Exercise instructions: Search the material for the string "vehicle", then report how many lines hold it, with no other text.
** START Input **
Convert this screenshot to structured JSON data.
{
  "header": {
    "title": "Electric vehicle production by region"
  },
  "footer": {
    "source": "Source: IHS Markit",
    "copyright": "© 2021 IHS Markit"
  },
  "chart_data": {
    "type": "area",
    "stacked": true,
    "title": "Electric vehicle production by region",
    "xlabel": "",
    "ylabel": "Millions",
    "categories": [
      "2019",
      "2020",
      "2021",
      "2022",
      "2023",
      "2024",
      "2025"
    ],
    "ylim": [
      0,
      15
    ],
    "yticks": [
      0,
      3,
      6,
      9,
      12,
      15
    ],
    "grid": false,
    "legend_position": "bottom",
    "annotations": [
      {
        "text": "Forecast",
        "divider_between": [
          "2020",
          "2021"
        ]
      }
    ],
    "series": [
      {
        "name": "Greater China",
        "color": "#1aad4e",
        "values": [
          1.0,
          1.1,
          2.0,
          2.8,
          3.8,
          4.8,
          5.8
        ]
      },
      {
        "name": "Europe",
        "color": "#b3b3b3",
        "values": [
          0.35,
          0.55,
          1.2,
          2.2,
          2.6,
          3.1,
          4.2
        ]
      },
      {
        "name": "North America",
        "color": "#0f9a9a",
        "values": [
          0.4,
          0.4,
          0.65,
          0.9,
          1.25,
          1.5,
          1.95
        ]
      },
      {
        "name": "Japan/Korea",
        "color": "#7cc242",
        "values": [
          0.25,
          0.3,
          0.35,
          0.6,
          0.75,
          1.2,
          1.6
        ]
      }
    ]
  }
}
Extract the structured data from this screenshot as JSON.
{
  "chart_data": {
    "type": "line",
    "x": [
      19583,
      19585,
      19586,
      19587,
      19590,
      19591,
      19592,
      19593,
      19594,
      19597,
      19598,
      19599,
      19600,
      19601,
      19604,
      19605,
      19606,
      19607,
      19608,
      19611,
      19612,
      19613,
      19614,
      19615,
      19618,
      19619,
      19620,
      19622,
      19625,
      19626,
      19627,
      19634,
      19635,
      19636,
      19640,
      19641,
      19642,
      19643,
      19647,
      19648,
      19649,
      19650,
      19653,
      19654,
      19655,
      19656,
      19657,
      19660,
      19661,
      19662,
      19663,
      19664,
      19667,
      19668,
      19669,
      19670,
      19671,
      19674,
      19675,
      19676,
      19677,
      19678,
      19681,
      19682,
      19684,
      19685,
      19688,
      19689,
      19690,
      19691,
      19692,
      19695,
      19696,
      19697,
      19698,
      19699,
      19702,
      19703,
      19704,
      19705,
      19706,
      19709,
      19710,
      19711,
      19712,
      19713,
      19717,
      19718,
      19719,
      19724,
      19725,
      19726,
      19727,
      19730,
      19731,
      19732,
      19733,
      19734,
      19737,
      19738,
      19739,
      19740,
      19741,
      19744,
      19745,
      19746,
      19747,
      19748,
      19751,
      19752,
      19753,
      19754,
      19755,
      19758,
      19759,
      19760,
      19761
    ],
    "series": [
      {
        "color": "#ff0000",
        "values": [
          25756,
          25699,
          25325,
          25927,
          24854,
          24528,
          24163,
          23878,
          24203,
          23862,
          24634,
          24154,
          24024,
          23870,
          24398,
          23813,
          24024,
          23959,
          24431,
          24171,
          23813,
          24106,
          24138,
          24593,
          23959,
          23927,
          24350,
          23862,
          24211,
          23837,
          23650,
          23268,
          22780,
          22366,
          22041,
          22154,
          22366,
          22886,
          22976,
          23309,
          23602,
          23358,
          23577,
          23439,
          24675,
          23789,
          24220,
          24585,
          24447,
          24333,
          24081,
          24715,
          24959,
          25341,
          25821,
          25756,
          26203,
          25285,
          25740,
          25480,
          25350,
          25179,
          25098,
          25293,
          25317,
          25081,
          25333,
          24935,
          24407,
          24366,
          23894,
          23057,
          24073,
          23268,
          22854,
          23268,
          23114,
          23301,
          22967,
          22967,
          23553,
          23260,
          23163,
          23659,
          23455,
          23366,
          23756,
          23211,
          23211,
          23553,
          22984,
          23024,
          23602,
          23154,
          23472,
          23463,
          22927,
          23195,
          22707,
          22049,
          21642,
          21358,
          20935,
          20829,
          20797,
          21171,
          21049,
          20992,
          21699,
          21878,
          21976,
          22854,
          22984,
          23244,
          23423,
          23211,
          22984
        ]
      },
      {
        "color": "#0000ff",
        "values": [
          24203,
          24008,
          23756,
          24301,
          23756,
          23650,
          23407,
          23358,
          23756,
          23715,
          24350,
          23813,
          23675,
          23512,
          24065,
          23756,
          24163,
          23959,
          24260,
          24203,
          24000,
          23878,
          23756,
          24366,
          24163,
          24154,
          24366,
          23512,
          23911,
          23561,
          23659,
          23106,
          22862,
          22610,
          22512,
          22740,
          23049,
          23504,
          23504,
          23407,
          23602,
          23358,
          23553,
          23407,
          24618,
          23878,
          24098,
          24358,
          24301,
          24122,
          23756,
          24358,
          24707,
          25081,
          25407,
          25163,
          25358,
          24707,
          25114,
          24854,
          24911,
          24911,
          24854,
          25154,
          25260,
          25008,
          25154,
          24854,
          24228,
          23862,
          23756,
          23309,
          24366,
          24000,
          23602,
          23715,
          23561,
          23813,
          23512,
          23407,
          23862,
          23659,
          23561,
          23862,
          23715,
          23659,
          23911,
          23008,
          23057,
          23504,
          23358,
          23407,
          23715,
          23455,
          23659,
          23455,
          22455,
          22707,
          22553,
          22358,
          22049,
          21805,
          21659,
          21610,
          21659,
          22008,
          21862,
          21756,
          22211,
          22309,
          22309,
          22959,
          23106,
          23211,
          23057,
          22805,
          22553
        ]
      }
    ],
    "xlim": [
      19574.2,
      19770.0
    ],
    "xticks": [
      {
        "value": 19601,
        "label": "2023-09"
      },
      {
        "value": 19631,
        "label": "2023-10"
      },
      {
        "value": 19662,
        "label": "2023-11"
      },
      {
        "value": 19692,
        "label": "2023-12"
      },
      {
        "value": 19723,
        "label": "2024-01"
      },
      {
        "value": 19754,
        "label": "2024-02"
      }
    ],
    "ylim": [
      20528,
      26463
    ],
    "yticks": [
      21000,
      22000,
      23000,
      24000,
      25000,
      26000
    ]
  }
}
** END Input **
Result of the exercise: 2